[Begin]
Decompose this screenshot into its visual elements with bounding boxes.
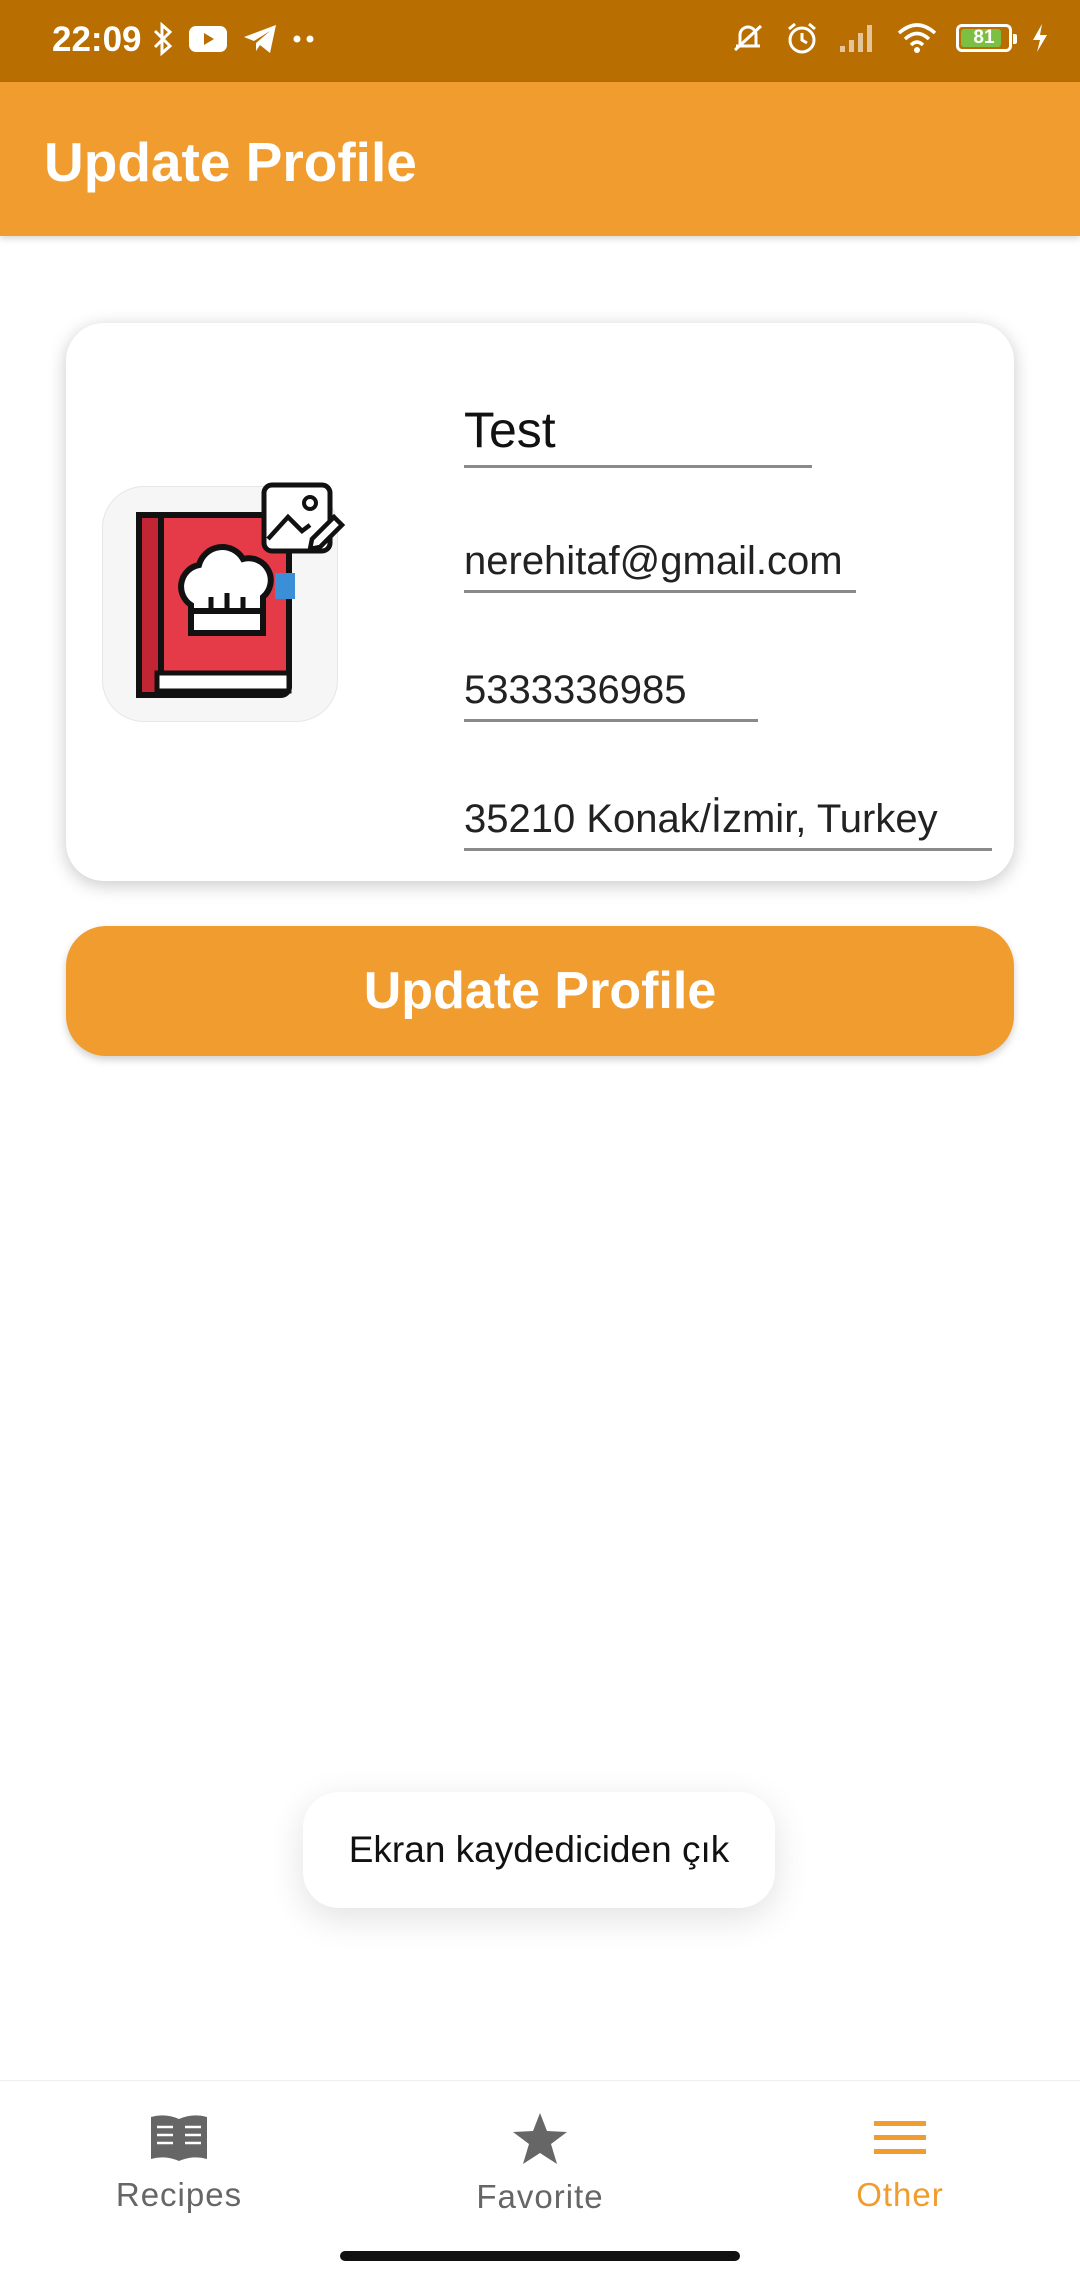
youtube-icon xyxy=(189,26,227,52)
phone-value[interactable]: 5333336985 xyxy=(464,668,758,713)
email-value[interactable]: nerehitaf@gmail.com xyxy=(464,539,856,584)
update-profile-button[interactable]: Update Profile xyxy=(66,926,1014,1056)
more-dots-icon xyxy=(293,35,314,43)
status-bar: 22:09 81 xyxy=(0,0,1080,82)
battery-level: 81 xyxy=(973,27,995,48)
star-icon xyxy=(513,2113,567,2164)
address-field[interactable]: 35210 Konak/İzmir, Turkey xyxy=(464,797,992,851)
charging-icon xyxy=(1033,24,1047,52)
status-right-icons: 81 xyxy=(730,20,1050,56)
nav-label-other: Other xyxy=(856,2176,944,2213)
toast-message: Ekran kaydediciden çık xyxy=(303,1792,775,1908)
nav-item-other[interactable]: Other xyxy=(780,2111,1020,2214)
nav-label-recipes: Recipes xyxy=(115,2176,243,2213)
name-field[interactable]: Test xyxy=(464,401,812,468)
nav-item-recipes[interactable]: Recipes xyxy=(59,2111,299,2214)
email-field[interactable]: nerehitaf@gmail.com xyxy=(464,539,856,593)
battery-icon: 81 xyxy=(956,24,1017,52)
phone-field[interactable]: 5333336985 xyxy=(464,668,758,722)
mute-icon xyxy=(733,24,763,52)
home-indicator[interactable] xyxy=(340,2251,740,2261)
address-value[interactable]: 35210 Konak/İzmir, Turkey xyxy=(464,797,992,842)
status-time: 22:09 xyxy=(52,20,142,59)
wifi-icon xyxy=(897,23,937,53)
page-title: Update Profile xyxy=(44,131,417,193)
nav-label-favorite: Favorite xyxy=(476,2178,604,2215)
menu-icon xyxy=(874,2121,926,2154)
name-value[interactable]: Test xyxy=(464,401,812,459)
bluetooth-icon xyxy=(153,22,173,56)
app-bar: Update Profile xyxy=(0,82,1080,236)
telegram-icon xyxy=(244,25,276,53)
profile-card: Test nerehitaf@gmail.com 5333336985 3521… xyxy=(66,323,1014,881)
status-left-icons xyxy=(152,22,316,56)
signal-icon xyxy=(840,25,872,52)
nav-item-favorite[interactable]: Favorite xyxy=(420,2111,660,2216)
book-icon xyxy=(151,2115,207,2161)
alarm-icon xyxy=(788,22,816,54)
edit-image-icon[interactable] xyxy=(260,479,346,559)
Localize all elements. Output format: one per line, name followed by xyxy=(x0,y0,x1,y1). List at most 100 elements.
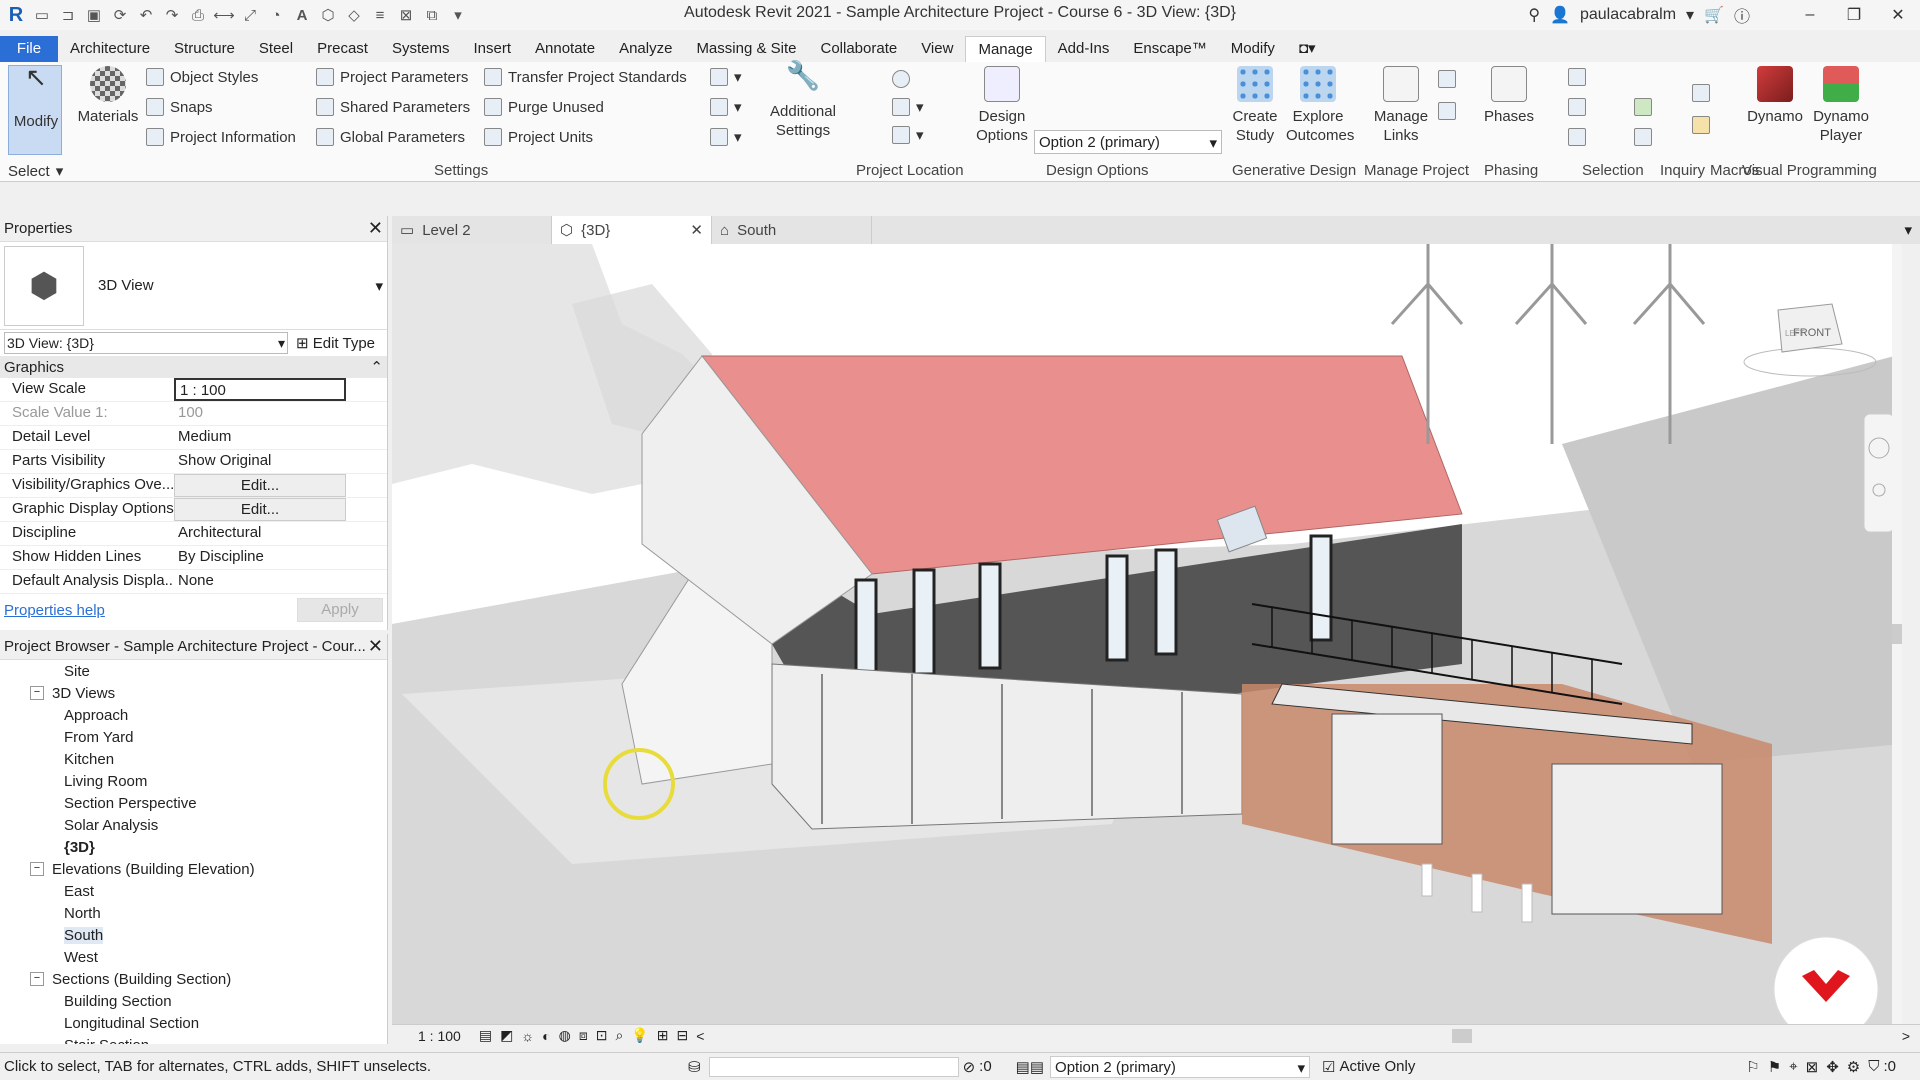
[End]
→ **Stated task**: Print the lines between the one holding "youtube-icon xyxy=(189,26,227,52)" and the one holding "edit-image-icon[interactable] xyxy=(260,479,346,559)", inclusive, exactly as they appear.

→ **Task answer**:
youtube-icon xyxy=(189,26,227,52)
phone-value[interactable]: 5333336985 xyxy=(464,668,758,713)
email-value[interactable]: nerehitaf@gmail.com xyxy=(464,539,856,584)
update-profile-button[interactable]: Update Profile xyxy=(66,926,1014,1056)
more-dots-icon xyxy=(293,35,314,43)
status-bar: 22:09 81 xyxy=(0,0,1080,82)
battery-level: 81 xyxy=(973,27,995,48)
star-icon xyxy=(513,2113,567,2164)
address-field[interactable]: 35210 Konak/İzmir, Turkey xyxy=(464,797,992,851)
charging-icon xyxy=(1033,24,1047,52)
status-right-icons: 81 xyxy=(730,20,1050,56)
nav-label-other: Other xyxy=(856,2176,944,2213)
toast-message: Ekran kaydediciden çık xyxy=(303,1792,775,1908)
nav-item-other[interactable]: Other xyxy=(780,2111,1020,2214)
nav-label-recipes: Recipes xyxy=(115,2176,243,2213)
name-field[interactable]: Test xyxy=(464,401,812,468)
nav-item-recipes[interactable]: Recipes xyxy=(59,2111,299,2214)
email-field[interactable]: nerehitaf@gmail.com xyxy=(464,539,856,593)
battery-icon: 81 xyxy=(956,24,1017,52)
phone-field[interactable]: 5333336985 xyxy=(464,668,758,722)
mute-icon xyxy=(733,24,763,52)
home-indicator[interactable] xyxy=(340,2251,740,2261)
address-value[interactable]: 35210 Konak/İzmir, Turkey xyxy=(464,797,992,842)
status-time: 22:09 xyxy=(52,20,142,59)
wifi-icon xyxy=(897,23,937,53)
page-title: Update Profile xyxy=(44,131,417,193)
nav-label-favorite: Favorite xyxy=(476,2178,604,2215)
menu-icon xyxy=(874,2121,926,2154)
name-value[interactable]: Test xyxy=(464,401,812,459)
bluetooth-icon xyxy=(153,22,173,56)
app-bar: Update Profile xyxy=(0,82,1080,236)
telegram-icon xyxy=(244,25,276,53)
profile-card: Test nerehitaf@gmail.com 5333336985 3521… xyxy=(66,323,1014,881)
status-left-icons xyxy=(152,22,316,56)
signal-icon xyxy=(840,25,872,52)
nav-item-favorite[interactable]: Favorite xyxy=(420,2111,660,2216)
book-icon xyxy=(151,2115,207,2161)
alarm-icon xyxy=(788,22,816,54)
edit-image-icon[interactable] xyxy=(260,479,346,559)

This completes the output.